(Goal): Look for the string "should" in every line, and copy each line that has it.

-----

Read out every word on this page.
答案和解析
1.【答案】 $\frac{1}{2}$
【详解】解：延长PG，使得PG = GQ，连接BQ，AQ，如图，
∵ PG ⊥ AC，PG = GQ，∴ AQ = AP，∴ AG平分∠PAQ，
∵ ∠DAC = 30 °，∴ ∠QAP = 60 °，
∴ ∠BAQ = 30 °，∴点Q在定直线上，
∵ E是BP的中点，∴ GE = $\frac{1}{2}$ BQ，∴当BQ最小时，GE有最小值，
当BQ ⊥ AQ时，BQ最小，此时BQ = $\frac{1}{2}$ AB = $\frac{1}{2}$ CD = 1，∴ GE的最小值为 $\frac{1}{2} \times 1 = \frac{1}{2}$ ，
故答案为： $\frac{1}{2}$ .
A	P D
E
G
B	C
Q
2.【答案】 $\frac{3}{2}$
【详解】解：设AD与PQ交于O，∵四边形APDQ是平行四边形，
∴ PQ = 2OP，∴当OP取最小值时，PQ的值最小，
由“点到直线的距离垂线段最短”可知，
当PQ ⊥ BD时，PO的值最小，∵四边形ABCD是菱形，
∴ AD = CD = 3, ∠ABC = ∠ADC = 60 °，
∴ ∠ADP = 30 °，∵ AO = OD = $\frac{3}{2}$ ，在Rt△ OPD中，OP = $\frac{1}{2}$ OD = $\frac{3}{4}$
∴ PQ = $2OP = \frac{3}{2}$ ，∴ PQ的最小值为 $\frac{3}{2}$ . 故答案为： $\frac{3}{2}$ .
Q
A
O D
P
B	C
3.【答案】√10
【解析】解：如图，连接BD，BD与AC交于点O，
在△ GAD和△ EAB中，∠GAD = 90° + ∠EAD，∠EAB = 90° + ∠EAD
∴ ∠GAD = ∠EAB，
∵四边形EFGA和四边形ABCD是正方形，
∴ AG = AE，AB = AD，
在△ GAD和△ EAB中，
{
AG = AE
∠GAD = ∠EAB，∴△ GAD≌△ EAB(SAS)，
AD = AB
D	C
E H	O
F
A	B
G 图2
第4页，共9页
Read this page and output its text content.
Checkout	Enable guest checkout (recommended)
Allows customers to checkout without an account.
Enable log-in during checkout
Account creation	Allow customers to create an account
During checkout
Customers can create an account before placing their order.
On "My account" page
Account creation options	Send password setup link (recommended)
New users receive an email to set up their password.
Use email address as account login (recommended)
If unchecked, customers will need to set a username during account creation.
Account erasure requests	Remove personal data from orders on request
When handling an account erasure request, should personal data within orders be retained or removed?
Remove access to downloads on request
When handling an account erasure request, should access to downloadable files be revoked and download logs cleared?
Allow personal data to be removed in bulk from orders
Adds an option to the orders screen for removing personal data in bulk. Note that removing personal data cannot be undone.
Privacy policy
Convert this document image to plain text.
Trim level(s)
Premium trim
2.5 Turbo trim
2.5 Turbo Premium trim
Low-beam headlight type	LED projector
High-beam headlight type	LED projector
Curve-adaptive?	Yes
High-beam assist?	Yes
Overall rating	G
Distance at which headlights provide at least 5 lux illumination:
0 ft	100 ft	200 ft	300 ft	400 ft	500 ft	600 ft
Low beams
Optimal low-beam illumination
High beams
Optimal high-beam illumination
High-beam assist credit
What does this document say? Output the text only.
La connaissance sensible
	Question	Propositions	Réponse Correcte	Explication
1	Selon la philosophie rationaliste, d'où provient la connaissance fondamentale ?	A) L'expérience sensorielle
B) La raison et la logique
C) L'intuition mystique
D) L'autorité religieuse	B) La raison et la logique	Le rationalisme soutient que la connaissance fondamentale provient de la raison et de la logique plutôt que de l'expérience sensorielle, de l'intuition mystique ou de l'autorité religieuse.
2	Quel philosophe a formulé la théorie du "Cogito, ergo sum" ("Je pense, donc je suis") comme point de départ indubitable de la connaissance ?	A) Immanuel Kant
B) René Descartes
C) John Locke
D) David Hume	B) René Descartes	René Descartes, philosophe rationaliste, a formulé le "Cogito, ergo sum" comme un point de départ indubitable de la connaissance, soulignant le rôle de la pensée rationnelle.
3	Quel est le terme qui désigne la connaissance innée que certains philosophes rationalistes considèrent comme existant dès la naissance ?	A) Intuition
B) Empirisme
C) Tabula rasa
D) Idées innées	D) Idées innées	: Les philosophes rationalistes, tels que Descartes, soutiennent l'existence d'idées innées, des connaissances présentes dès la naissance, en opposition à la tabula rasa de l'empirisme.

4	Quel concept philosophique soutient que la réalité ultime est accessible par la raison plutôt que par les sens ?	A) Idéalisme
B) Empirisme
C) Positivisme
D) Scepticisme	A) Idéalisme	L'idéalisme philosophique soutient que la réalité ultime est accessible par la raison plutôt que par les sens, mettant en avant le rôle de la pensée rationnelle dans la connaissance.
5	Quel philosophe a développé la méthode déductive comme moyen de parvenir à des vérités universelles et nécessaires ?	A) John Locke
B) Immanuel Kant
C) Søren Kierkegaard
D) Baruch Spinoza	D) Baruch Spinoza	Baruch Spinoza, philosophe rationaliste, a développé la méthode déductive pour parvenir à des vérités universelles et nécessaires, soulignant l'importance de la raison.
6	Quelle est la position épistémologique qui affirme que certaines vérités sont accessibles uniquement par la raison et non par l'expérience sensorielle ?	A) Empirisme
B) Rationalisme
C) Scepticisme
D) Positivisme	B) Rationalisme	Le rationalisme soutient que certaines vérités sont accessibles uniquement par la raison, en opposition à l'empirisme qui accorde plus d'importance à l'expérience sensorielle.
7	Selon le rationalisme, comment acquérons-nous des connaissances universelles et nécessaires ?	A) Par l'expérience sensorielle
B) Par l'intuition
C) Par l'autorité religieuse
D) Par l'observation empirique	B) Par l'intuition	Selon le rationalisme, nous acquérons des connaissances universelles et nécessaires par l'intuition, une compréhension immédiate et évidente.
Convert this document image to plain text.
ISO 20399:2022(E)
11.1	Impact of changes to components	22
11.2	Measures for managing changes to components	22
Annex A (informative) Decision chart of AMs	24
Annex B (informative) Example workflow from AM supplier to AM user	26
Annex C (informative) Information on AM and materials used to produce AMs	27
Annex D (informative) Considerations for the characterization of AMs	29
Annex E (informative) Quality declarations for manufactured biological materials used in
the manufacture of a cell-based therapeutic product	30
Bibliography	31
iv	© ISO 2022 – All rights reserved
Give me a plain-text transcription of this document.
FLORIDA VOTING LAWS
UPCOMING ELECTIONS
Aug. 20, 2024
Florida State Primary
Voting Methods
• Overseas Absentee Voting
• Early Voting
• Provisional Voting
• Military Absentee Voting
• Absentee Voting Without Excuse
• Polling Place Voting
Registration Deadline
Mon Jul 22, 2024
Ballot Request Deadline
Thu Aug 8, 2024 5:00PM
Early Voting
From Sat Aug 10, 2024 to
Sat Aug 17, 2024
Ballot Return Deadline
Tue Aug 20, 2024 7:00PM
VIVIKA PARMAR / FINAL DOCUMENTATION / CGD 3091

-----

(Reply):
When handling an account erasure request, should personal data within orders be retained or removed?
When handling an account erasure request, should access to downloadable files be revoked and download logs cleared?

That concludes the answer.